<<<<
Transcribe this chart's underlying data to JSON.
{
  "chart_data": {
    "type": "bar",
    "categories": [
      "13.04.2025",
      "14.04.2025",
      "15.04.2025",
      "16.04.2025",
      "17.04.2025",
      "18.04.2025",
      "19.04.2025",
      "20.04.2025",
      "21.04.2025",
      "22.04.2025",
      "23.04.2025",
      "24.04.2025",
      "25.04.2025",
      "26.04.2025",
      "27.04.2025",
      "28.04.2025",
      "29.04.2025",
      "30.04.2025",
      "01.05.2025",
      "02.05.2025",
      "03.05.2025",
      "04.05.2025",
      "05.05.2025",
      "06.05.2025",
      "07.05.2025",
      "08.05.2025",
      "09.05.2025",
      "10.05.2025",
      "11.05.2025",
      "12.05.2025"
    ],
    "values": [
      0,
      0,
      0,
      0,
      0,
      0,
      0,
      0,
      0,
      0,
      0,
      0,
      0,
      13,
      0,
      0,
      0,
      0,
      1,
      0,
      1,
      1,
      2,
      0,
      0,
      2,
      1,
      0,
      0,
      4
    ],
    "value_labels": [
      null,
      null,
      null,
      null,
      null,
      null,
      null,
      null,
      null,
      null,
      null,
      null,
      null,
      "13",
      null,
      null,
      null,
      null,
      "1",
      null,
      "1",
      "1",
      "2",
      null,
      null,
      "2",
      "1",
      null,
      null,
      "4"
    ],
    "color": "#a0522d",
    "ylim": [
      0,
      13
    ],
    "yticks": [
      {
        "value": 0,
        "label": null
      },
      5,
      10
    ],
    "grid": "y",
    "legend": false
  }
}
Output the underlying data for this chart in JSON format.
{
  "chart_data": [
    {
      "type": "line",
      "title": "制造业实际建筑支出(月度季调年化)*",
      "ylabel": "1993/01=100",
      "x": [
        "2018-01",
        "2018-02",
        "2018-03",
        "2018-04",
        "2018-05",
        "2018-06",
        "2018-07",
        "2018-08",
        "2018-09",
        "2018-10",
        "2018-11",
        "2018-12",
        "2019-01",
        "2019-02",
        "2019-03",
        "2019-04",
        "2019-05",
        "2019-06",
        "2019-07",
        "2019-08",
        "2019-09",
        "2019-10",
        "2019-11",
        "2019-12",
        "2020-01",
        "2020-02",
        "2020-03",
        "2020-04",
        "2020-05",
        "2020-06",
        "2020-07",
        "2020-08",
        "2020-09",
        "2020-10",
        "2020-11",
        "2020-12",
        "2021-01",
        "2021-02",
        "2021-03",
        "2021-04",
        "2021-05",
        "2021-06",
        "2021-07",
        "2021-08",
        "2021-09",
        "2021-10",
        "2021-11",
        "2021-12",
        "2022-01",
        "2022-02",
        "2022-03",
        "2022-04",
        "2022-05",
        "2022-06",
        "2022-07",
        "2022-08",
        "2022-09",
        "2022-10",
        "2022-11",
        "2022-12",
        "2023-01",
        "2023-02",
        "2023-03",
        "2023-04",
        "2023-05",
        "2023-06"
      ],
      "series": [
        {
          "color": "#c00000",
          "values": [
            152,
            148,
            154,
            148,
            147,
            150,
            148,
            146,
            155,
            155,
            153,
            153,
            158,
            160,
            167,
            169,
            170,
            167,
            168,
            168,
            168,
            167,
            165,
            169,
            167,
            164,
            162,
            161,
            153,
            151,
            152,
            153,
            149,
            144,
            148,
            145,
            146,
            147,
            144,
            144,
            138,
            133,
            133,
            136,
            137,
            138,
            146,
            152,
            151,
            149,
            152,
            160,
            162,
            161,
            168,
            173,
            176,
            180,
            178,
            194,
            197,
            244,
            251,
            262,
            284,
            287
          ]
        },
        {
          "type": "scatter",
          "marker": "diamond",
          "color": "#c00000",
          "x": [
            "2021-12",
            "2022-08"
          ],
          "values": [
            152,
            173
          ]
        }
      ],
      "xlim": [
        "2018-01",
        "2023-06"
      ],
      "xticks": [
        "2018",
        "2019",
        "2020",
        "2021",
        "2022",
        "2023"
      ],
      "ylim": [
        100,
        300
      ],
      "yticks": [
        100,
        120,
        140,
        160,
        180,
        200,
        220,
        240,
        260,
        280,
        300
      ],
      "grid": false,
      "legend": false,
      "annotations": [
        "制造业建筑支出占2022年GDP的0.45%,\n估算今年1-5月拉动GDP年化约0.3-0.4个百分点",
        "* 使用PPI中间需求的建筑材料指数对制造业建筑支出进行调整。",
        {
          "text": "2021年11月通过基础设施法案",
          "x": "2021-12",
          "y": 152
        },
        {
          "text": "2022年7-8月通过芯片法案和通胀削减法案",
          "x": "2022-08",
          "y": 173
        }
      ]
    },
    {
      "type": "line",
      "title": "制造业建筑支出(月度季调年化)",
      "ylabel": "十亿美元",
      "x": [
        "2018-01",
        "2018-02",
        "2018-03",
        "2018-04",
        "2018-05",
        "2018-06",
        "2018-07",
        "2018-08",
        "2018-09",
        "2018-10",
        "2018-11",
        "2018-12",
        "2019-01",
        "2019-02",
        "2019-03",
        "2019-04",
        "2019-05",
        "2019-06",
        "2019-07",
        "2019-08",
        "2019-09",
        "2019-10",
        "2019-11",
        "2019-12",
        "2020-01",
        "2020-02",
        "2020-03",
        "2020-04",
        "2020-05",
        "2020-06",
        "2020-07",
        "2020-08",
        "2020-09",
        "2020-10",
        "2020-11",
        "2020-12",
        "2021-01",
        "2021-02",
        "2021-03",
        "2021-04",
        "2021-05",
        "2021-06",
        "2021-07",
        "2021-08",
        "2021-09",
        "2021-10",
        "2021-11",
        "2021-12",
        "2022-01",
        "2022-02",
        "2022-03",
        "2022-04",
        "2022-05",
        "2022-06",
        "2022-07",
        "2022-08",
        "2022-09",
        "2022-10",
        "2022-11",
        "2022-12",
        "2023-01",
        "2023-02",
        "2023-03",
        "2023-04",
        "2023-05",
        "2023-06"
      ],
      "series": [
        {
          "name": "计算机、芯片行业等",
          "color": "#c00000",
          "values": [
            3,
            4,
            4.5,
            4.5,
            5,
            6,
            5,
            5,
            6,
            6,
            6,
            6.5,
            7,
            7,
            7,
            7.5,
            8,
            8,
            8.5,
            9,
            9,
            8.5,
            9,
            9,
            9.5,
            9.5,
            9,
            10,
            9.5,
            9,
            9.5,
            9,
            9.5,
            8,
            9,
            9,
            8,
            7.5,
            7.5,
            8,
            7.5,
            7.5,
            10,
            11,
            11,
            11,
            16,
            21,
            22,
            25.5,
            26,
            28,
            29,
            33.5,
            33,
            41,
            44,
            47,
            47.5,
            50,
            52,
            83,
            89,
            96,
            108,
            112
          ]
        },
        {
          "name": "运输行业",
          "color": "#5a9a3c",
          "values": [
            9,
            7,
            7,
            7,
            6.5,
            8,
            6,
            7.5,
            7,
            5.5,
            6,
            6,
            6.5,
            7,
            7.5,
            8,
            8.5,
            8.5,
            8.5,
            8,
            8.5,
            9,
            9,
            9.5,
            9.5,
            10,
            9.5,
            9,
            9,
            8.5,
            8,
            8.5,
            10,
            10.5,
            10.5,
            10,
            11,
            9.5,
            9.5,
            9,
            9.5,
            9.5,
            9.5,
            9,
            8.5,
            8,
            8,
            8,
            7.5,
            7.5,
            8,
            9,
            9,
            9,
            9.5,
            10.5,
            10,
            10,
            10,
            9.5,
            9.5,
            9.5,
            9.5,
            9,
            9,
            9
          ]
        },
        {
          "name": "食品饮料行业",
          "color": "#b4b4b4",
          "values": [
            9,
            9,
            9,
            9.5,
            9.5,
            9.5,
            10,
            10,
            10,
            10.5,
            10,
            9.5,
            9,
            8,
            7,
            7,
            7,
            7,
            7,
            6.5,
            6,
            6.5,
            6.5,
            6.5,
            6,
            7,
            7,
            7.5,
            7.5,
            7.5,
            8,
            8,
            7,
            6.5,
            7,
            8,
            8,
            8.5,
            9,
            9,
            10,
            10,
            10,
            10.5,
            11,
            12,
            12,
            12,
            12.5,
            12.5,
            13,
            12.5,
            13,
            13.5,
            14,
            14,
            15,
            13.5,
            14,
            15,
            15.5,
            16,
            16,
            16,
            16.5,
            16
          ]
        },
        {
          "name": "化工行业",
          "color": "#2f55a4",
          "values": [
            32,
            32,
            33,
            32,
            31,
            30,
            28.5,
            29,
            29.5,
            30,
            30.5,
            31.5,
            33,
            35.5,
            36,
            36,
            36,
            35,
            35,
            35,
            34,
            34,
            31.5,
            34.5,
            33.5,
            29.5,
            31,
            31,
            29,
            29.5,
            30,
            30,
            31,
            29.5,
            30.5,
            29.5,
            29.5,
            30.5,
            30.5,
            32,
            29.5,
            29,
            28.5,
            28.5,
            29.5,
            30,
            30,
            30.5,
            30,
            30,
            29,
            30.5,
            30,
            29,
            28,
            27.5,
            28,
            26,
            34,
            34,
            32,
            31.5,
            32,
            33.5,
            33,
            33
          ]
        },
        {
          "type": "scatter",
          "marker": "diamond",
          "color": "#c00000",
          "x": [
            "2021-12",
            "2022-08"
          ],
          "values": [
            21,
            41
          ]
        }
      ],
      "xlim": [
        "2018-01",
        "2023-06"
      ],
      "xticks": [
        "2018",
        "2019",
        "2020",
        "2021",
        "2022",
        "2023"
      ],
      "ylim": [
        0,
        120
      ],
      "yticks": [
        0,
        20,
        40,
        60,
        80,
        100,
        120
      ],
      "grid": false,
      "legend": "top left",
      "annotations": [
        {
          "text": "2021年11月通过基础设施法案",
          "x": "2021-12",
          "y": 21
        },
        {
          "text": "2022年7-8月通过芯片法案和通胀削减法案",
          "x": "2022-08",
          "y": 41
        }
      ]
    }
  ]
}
>>>>
**Written instruction**.
Every line holding "JSON" should be copied out.

**Answer for this exercise**.
Transcribe this chart's underlying data to JSON.
Output the underlying data for this chart in JSON format.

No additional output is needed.